- [Exercise directions]:
Copy out all lines with the word "confirmed" in them.

- [Given data]:

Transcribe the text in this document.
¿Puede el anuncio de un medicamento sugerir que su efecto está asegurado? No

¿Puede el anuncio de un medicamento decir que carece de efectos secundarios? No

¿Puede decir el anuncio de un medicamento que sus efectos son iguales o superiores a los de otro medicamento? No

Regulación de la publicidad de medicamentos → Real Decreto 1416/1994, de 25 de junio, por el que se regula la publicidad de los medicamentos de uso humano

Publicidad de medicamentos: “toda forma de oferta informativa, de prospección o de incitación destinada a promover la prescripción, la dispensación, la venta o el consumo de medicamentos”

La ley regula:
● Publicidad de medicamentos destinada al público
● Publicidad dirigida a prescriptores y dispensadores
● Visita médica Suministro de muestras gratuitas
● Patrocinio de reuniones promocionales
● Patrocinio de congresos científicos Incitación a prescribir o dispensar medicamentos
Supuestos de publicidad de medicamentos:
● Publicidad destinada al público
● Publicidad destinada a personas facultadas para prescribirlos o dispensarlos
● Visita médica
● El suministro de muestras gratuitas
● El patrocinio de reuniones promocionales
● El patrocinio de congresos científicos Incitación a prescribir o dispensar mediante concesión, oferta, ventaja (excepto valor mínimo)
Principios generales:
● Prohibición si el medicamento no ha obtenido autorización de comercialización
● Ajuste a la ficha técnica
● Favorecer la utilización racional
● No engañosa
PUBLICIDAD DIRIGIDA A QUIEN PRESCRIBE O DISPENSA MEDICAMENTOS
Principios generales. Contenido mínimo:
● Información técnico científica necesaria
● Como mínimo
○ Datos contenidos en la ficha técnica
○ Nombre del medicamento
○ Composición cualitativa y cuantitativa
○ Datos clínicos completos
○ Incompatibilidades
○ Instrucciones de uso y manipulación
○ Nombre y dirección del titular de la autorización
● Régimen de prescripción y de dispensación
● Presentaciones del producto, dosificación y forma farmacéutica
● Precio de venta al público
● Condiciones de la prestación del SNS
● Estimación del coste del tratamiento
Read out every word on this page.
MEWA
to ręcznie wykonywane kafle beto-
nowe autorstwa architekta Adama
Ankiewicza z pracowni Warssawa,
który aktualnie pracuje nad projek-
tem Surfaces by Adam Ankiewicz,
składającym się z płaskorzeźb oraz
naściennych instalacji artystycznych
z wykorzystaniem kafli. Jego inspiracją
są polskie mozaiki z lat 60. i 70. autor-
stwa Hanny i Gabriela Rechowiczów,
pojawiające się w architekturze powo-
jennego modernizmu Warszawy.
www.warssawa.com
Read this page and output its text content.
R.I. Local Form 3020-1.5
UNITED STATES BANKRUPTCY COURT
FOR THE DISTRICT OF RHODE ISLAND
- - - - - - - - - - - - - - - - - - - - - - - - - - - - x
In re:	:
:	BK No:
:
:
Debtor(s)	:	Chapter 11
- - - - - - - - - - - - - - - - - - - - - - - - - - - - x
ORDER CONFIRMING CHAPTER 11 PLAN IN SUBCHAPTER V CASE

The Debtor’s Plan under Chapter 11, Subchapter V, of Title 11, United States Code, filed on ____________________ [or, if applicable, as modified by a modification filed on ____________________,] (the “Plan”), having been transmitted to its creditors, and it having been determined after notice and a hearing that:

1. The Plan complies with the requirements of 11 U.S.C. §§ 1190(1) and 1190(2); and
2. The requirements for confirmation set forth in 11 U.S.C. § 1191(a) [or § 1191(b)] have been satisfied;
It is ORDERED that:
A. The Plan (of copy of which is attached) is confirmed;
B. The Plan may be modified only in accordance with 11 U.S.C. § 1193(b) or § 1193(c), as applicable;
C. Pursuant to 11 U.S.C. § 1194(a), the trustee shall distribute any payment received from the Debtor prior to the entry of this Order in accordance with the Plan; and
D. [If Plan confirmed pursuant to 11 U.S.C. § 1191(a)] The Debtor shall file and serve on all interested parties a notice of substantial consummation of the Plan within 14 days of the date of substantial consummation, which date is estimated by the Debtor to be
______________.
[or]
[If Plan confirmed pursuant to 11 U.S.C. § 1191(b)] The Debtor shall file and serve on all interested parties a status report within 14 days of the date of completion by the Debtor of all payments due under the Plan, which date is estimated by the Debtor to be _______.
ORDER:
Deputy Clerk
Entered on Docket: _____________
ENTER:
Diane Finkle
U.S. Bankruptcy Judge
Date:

- [Exercise solution]:
A. The Plan (of copy of which is attached) is confirmed;
D. [If Plan confirmed pursuant to 11 U.S.C. § 1191(a)] The Debtor shall file and serve on all interested parties a notice of substantial consummation of the Plan within 14 days of the date of substantial consummation, which date is estimated by the Debtor to be
[If Plan confirmed pursuant to 11 U.S.C. § 1191(b)] The Debtor shall file and serve on all interested parties a status report within 14 days of the date of completion by the Debtor of all payments due under the Plan, which date is estimated by the Debtor to be _______.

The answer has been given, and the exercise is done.